**Task goal:** Show every line that has the string "auto" in it.

--- Begin Data to use ---

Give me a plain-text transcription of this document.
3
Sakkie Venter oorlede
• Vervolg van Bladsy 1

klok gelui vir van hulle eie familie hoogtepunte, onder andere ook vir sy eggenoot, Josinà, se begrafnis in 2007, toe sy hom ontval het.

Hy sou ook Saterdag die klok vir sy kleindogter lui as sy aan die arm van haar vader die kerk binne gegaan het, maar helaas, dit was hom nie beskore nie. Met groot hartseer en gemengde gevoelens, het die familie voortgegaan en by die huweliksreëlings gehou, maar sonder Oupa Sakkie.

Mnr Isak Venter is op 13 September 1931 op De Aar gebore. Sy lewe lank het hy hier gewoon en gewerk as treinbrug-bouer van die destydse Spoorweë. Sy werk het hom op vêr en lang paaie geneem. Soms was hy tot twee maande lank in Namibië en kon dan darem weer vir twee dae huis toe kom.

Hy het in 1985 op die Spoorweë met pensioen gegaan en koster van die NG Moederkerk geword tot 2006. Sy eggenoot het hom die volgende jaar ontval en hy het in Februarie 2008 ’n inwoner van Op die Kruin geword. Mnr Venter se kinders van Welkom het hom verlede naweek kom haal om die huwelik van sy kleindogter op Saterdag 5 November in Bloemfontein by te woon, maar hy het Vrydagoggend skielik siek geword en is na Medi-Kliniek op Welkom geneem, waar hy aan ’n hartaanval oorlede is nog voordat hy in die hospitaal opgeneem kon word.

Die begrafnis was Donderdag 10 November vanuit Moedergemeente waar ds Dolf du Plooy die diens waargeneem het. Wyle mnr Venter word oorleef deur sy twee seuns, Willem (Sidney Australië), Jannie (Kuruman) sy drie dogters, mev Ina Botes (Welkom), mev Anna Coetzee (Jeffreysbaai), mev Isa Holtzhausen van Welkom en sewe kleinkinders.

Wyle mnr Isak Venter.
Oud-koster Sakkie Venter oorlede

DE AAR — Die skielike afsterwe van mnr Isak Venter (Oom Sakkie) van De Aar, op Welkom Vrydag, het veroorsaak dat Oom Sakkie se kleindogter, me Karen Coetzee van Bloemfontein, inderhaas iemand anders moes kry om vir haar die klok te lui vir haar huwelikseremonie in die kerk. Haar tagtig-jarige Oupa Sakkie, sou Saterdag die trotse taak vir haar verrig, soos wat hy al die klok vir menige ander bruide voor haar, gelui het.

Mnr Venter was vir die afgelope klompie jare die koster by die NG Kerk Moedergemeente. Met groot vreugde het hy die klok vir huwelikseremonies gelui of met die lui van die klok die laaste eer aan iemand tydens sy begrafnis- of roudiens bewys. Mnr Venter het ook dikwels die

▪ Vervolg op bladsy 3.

--- End Data to use ---
--- Begin Data to use ---

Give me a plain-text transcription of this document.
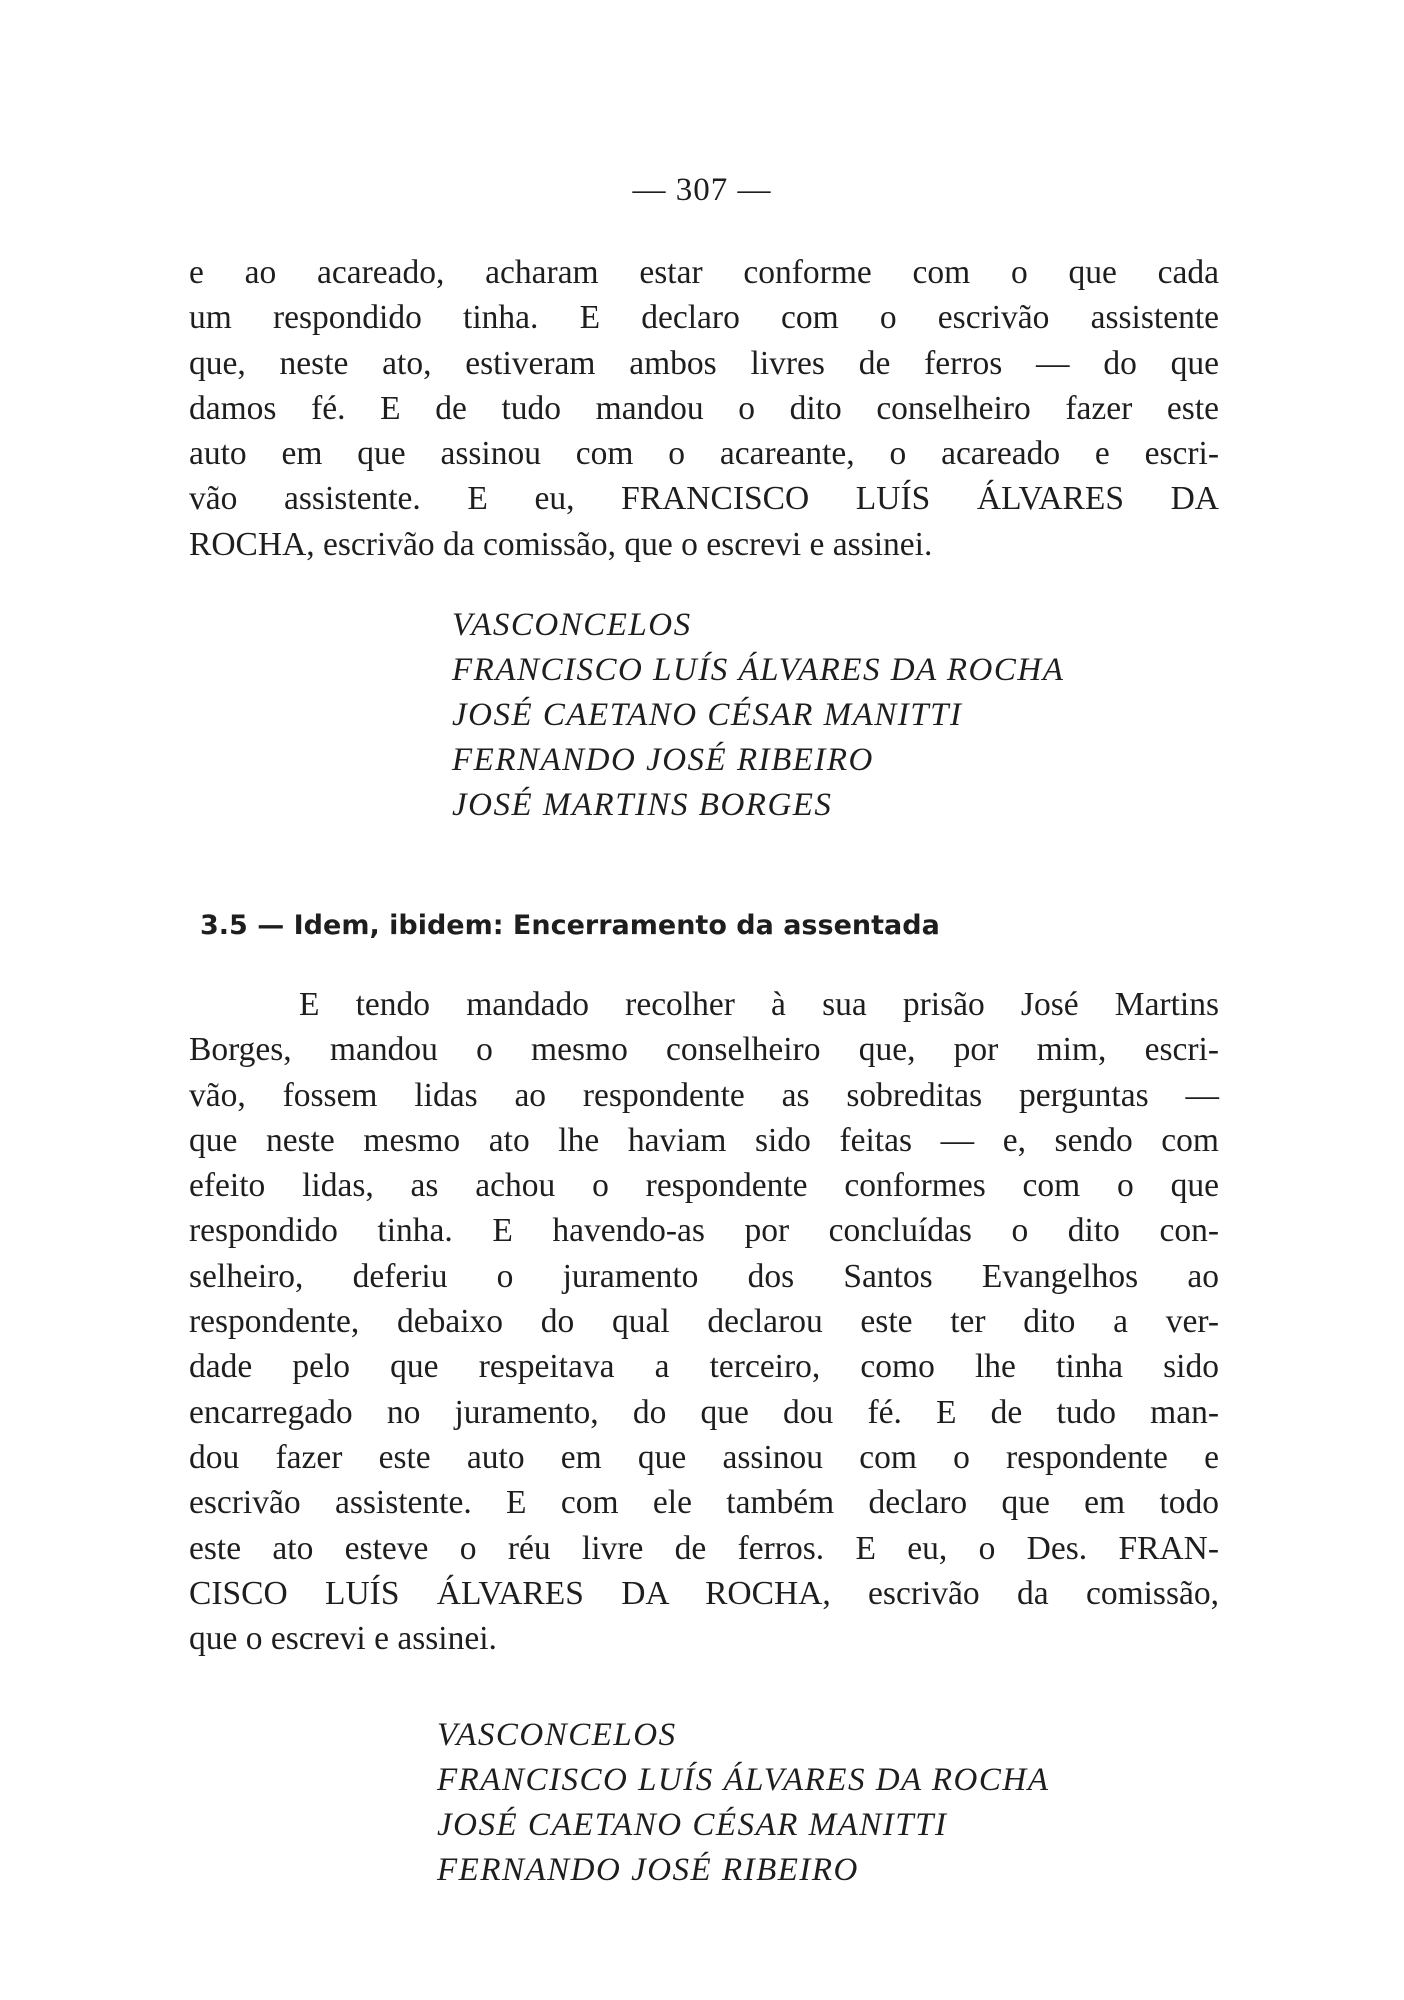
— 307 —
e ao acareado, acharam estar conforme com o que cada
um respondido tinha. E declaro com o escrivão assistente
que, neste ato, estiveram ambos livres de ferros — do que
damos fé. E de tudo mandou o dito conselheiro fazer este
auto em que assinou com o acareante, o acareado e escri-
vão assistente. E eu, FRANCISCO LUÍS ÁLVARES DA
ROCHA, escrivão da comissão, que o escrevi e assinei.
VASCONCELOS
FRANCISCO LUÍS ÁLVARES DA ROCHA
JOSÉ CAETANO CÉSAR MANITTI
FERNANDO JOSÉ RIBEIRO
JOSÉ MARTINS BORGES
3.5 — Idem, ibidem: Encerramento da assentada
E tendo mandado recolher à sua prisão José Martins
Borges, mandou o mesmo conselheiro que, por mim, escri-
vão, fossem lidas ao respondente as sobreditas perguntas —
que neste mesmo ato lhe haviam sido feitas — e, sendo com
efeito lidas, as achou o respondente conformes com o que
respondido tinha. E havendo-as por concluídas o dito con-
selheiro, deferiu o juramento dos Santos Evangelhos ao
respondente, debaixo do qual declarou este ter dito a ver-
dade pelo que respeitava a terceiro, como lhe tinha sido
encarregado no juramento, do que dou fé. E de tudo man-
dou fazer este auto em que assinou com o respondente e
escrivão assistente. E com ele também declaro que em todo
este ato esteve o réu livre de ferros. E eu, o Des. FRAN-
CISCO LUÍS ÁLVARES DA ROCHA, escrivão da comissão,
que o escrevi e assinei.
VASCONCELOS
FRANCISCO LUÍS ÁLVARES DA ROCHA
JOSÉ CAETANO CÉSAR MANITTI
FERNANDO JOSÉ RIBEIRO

--- End Data to use ---
--- Begin Data to use ---

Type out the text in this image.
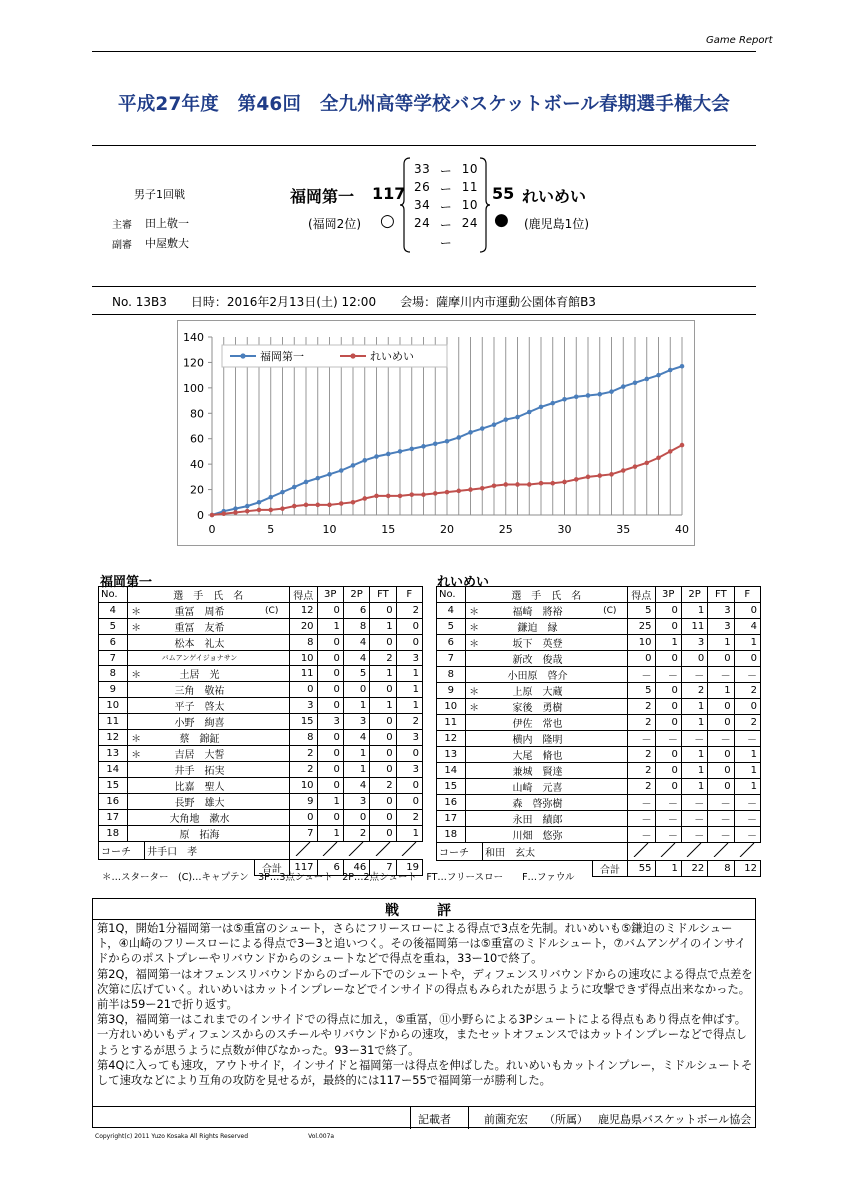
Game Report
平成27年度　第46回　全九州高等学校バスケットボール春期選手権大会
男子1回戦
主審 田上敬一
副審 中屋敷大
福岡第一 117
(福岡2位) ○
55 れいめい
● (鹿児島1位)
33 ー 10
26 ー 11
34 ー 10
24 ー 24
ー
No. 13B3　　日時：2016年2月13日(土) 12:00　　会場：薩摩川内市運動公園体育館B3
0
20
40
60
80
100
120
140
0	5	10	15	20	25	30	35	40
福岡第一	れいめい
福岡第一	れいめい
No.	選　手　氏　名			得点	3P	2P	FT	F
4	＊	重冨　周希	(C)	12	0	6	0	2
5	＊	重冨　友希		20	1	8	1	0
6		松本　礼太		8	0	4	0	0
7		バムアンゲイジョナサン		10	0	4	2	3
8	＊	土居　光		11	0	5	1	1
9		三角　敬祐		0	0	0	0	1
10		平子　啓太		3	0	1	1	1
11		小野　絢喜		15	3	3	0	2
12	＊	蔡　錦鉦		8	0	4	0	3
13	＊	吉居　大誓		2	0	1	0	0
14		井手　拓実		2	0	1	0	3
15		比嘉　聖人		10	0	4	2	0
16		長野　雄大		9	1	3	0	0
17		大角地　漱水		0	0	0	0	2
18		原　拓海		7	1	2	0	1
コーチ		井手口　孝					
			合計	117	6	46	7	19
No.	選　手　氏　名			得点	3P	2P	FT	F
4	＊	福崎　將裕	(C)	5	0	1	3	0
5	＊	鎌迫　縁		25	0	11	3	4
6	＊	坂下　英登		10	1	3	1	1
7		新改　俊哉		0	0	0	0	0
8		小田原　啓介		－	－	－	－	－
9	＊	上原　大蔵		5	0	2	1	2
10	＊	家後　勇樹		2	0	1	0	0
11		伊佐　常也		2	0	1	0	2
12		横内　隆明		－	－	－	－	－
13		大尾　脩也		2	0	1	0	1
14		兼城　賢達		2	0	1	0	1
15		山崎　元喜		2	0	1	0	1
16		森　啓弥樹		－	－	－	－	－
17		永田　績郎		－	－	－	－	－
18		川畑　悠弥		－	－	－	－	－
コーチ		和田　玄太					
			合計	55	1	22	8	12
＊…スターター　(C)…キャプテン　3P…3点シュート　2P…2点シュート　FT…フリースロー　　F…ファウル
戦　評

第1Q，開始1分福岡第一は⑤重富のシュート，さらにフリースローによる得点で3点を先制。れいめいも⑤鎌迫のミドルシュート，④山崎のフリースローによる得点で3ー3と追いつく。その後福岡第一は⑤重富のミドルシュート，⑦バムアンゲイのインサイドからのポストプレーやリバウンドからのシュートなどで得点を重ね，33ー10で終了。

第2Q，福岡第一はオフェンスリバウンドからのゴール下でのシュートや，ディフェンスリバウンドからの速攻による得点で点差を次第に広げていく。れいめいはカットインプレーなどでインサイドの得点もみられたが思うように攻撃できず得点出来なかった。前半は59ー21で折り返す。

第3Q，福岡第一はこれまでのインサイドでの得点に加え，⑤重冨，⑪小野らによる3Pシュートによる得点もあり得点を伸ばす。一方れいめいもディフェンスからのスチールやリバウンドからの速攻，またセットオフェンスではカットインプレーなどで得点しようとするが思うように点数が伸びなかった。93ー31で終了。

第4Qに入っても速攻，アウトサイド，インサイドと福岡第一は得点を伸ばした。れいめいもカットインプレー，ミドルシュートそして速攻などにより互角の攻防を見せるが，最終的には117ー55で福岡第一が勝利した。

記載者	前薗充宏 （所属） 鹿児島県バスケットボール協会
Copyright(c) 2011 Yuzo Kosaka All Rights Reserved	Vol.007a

--- End Data to use ---

**Worked answer:**
auto em que assinou com o acareante, o acareado e escri-
dou fazer este auto em que assinou com o respondente e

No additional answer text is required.